- _Task directions_: Word for word, set down the records and skip each picture.

● ● ● ● ●

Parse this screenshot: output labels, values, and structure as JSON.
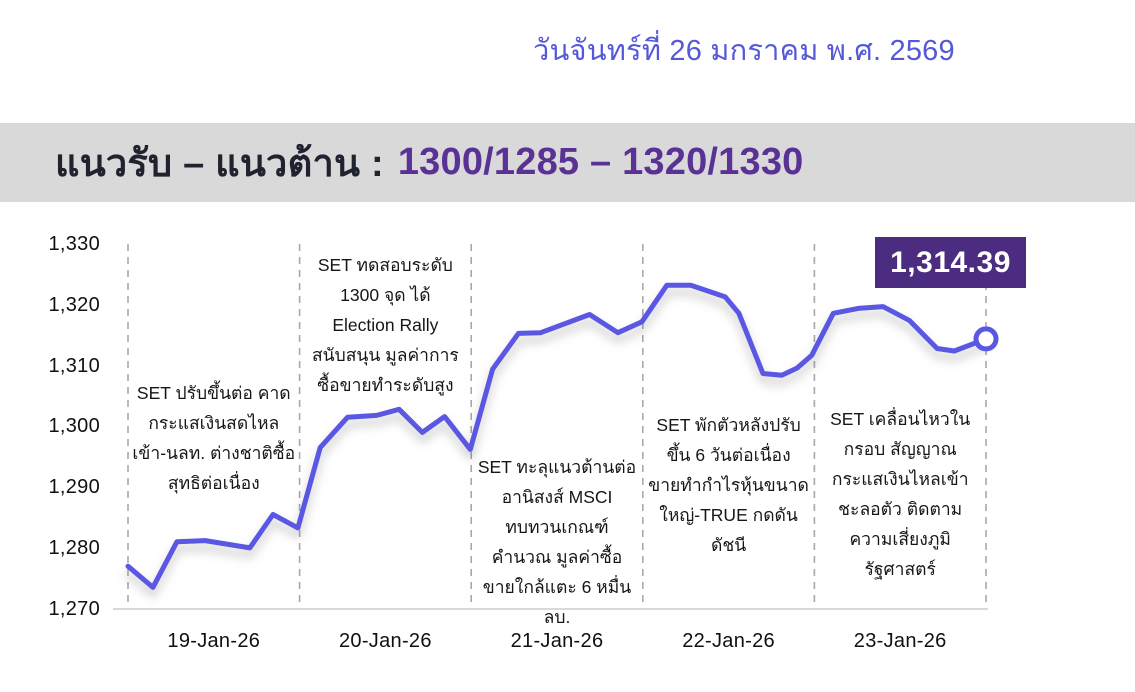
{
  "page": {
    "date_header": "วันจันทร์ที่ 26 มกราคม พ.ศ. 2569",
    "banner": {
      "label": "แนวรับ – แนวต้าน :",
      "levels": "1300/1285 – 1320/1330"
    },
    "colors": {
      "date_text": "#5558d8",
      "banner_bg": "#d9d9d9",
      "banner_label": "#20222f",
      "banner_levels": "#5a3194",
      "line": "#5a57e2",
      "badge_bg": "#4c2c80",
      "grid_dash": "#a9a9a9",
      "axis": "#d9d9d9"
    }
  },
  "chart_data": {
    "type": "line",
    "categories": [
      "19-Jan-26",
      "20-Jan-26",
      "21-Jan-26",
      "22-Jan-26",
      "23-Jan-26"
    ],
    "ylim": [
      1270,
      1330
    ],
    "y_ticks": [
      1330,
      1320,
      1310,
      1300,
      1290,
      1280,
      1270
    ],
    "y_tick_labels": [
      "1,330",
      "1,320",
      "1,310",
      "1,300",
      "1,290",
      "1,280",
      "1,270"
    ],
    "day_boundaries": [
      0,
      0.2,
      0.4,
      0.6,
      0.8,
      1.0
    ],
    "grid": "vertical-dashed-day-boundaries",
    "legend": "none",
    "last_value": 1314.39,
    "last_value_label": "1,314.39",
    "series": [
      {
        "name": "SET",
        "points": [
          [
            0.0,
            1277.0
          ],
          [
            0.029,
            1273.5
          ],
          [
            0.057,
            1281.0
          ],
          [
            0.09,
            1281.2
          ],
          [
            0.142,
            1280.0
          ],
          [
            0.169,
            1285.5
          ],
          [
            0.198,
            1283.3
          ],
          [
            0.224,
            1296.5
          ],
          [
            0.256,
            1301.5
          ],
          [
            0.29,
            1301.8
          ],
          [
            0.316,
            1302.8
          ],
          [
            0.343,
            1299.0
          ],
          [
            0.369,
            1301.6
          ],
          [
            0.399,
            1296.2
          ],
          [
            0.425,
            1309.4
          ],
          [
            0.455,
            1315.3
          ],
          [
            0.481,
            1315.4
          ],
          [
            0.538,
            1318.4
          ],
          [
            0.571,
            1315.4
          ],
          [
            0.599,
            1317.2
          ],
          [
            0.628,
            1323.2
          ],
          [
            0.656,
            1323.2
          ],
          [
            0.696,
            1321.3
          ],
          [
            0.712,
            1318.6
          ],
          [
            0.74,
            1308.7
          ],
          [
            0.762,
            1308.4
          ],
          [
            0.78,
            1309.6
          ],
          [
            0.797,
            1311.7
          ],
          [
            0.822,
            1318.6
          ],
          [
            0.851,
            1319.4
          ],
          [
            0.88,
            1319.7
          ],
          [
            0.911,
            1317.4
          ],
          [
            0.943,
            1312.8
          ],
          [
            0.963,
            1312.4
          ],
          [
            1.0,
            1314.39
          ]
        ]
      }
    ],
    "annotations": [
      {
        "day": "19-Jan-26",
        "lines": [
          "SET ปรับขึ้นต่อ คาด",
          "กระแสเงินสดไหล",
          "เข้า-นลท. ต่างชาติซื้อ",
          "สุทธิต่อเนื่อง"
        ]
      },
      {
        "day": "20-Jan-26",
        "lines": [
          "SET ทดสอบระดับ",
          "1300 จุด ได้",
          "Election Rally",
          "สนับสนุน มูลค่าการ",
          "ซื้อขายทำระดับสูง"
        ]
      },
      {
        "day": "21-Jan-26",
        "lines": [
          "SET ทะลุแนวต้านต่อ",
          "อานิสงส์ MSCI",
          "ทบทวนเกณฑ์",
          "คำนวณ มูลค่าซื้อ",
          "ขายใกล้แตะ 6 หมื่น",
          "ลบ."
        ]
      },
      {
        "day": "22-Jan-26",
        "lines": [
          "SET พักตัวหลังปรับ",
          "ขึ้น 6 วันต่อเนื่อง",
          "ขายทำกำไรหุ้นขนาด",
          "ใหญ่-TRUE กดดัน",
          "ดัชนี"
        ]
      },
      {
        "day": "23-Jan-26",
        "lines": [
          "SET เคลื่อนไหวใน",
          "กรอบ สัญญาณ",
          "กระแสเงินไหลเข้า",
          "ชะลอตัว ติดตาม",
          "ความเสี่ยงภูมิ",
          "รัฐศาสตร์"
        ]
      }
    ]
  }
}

● ● ● ● ●

- _Written response_:
Parse this screenshot: output labels, values, and structure as JSON.
{
  "page": {
    "date_header": "วันจันทร์ที่ 26 มกราคม พ.ศ. 2569",
    "banner": {
      "label": "แนวรับ – แนวต้าน :",
      "levels": "1300/1285 – 1320/1330"
    },
    "colors": {
      "date_text": "#5558d8",
      "banner_bg": "#d9d9d9",
      "banner_label": "#20222f",
      "banner_levels": "#5a3194",
      "line": "#5a57e2",
      "badge_bg": "#4c2c80",
      "grid_dash": "#a9a9a9",
      "axis": "#d9d9d9"
    }
  },
  "chart_data": {
    "type": "line",
    "categories": [
      "19-Jan-26",
      "20-Jan-26",
      "21-Jan-26",
      "22-Jan-26",
      "23-Jan-26"
    ],
    "ylim": [
      1270,
      1330
    ],
    "y_ticks": [
      1330,
      1320,
      1310,
      1300,
      1290,
      1280,
      1270
    ],
    "y_tick_labels": [
      "1,330",
      "1,320",
      "1,310",
      "1,300",
      "1,290",
      "1,280",
      "1,270"
    ],
    "day_boundaries": [
      0,
      0.2,
      0.4,
      0.6,
      0.8,
      1.0
    ],
    "grid": "vertical-dashed-day-boundaries",
    "legend": "none",
    "last_value": 1314.39,
    "last_value_label": "1,314.39",
    "series": [
      {
        "name": "SET",
        "points": [
          [
            0.0,
            1277.0
          ],
          [
            0.029,
            1273.5
          ],
          [
            0.057,
            1281.0
          ],
          [
            0.09,
            1281.2
          ],
          [
            0.142,
            1280.0
          ],
          [
            0.169,
            1285.5
          ],
          [
            0.198,
            1283.3
          ],
          [
            0.224,
            1296.5
          ],
          [
            0.256,
            1301.5
          ],
          [
            0.29,
            1301.8
          ],
          [
            0.316,
            1302.8
          ],
          [
            0.343,
            1299.0
          ],
          [
            0.369,
            1301.6
          ],
          [
            0.399,
            1296.2
          ],
          [
            0.425,
            1309.4
          ],
          [
            0.455,
            1315.3
          ],
          [
            0.481,
            1315.4
          ],
          [
            0.538,
            1318.4
          ],
          [
            0.571,
            1315.4
          ],
          [
            0.599,
            1317.2
          ],
          [
            0.628,
            1323.2
          ],
          [
            0.656,
            1323.2
          ],
          [
            0.696,
            1321.3
          ],
          [
            0.712,
            1318.6
          ],
          [
            0.74,
            1308.7
          ],
          [
            0.762,
            1308.4
          ],
          [
            0.78,
            1309.6
          ],
          [
            0.797,
            1311.7
          ],
          [
            0.822,
            1318.6
          ],
          [
            0.851,
            1319.4
          ],
          [
            0.88,
            1319.7
          ],
          [
            0.911,
            1317.4
          ],
          [
            0.943,
            1312.8
          ],
          [
            0.963,
            1312.4
          ],
          [
            1.0,
            1314.39
          ]
        ]
      }
    ],
    "annotations": [
      {
        "day": "19-Jan-26",
        "lines": [
          "SET ปรับขึ้นต่อ คาด",
          "กระแสเงินสดไหล",
          "เข้า-นลท. ต่างชาติซื้อ",
          "สุทธิต่อเนื่อง"
        ]
      },
      {
        "day": "20-Jan-26",
        "lines": [
          "SET ทดสอบระดับ",
          "1300 จุด ได้",
          "Election Rally",
          "สนับสนุน มูลค่าการ",
          "ซื้อขายทำระดับสูง"
        ]
      },
      {
        "day": "21-Jan-26",
        "lines": [
          "SET ทะลุแนวต้านต่อ",
          "อานิสงส์ MSCI",
          "ทบทวนเกณฑ์",
          "คำนวณ มูลค่าซื้อ",
          "ขายใกล้แตะ 6 หมื่น",
          "ลบ."
        ]
      },
      {
        "day": "22-Jan-26",
        "lines": [
          "SET พักตัวหลังปรับ",
          "ขึ้น 6 วันต่อเนื่อง",
          "ขายทำกำไรหุ้นขนาด",
          "ใหญ่-TRUE กดดัน",
          "ดัชนี"
        ]
      },
      {
        "day": "23-Jan-26",
        "lines": [
          "SET เคลื่อนไหวใน",
          "กรอบ สัญญาณ",
          "กระแสเงินไหลเข้า",
          "ชะลอตัว ติดตาม",
          "ความเสี่ยงภูมิ",
          "รัฐศาสตร์"
        ]
      }
    ]
  }
}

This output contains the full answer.